* _SOURCE DOCUMENT_:
<<<<
# Heatvape Power Tube



## BumbleBee (21/8/15)

I think I just had a little crisis 

_The Heatvape Power Tube is an intelligent temperature sensing mod that features extremely easy operation and outstanding mechanical feel.


Size:diameter 30x140cm

Ohm Limit: 0.1-1.0 Ohm in TC Mode, 0.16-5.0 Ohm in Wattage Mode

TC temperature gear: 200-280-350-400-450-500-550-600 F

Wattage gear: 10-15-20-28-36-44-52-60W



_

Reactions: Like 5


----------



## Marzuq (22/8/15)

BumbleBee said:


> I think I just had a little crisis
> 
> _The Heatvape Power Tube is an intelligent temperature sensing mod that features extremely easy operation and outstanding mechanical feel.
> 
> ...



Looks sick!

Reactions: Agree 1


----------



## Alex_123 (22/8/15)
>>>>
* _DATA EXCERPTS_:
<<<<
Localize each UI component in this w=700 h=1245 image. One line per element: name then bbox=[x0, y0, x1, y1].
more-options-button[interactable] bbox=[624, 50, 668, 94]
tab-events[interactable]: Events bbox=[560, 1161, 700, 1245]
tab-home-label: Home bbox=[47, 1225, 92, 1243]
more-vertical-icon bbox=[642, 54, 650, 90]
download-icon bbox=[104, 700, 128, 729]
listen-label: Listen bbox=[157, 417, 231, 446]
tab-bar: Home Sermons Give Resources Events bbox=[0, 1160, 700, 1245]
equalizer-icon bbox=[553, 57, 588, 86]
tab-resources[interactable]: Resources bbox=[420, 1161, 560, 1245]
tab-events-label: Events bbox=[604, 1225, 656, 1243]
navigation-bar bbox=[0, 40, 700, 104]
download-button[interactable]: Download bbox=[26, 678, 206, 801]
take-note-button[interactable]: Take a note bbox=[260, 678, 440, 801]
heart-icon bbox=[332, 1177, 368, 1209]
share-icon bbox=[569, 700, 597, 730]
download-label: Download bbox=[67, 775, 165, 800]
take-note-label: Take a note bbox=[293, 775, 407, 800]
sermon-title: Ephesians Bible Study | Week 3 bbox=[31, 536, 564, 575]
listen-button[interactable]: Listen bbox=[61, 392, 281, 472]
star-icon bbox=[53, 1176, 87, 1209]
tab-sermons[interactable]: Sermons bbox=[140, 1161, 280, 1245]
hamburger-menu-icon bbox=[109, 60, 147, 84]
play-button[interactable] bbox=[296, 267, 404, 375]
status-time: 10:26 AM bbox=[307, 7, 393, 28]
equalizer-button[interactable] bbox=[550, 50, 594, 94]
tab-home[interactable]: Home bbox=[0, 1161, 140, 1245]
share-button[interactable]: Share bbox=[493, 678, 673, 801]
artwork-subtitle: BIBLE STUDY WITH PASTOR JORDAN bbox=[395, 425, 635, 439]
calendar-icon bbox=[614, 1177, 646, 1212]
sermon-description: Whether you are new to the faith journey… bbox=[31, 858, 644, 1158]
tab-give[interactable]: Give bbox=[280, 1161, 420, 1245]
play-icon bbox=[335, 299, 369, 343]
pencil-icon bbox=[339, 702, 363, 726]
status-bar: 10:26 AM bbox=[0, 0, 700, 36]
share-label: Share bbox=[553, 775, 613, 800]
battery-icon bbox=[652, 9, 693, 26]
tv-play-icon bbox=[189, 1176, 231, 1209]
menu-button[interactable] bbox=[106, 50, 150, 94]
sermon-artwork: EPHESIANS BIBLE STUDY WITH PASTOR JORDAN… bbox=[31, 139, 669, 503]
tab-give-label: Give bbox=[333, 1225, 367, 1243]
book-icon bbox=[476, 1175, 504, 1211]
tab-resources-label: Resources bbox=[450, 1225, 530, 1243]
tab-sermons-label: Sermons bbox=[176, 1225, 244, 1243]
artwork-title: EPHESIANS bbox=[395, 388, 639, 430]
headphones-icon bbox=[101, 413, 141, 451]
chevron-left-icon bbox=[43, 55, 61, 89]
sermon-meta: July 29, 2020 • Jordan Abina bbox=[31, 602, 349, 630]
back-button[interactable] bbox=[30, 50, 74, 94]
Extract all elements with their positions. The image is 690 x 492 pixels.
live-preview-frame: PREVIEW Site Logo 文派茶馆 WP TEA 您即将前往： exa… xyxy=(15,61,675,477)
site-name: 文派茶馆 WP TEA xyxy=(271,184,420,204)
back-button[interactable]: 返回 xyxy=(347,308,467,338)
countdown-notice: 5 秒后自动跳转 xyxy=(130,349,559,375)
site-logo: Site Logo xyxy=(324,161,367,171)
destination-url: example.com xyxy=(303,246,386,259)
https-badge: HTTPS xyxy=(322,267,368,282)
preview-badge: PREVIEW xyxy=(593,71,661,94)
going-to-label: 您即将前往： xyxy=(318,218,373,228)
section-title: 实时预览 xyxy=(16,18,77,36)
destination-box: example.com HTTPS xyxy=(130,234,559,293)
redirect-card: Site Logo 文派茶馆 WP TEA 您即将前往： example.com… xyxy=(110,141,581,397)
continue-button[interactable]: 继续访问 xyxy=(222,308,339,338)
>>>>
* _COMPLETE THE FOLLOWING_:
**A)** In the Heatvape Power Tube forum thread, what ohm limit is listed for Wattage Mode?
**B)** Extend the Heatvape Power Tube forum thread, picking up right after its last line.

* _IN RESPONSE_:
**A)** 0.16-5.0 Ohm

**B)**
BumbleBee said:


> I think I just had a little crisis
> 
> _The Heatvape Power Tube is an intelligent temperature sensing mod that features extremely easy operation and outstanding mechanical feel.
> 
> ...


Looks like something out of star wars

Reactions: Agree 2


----------



## zadiac (22/8/15)

So what was the crisis?


----------



## BumbleBee (22/8/15)

zadiac said:


> So what was the crisis?


It's a Top Gear thing 

https://uk.answers.yahoo.com/question/index?qid=20090802120438AAG8yjA


----------



## zadiac (22/8/15)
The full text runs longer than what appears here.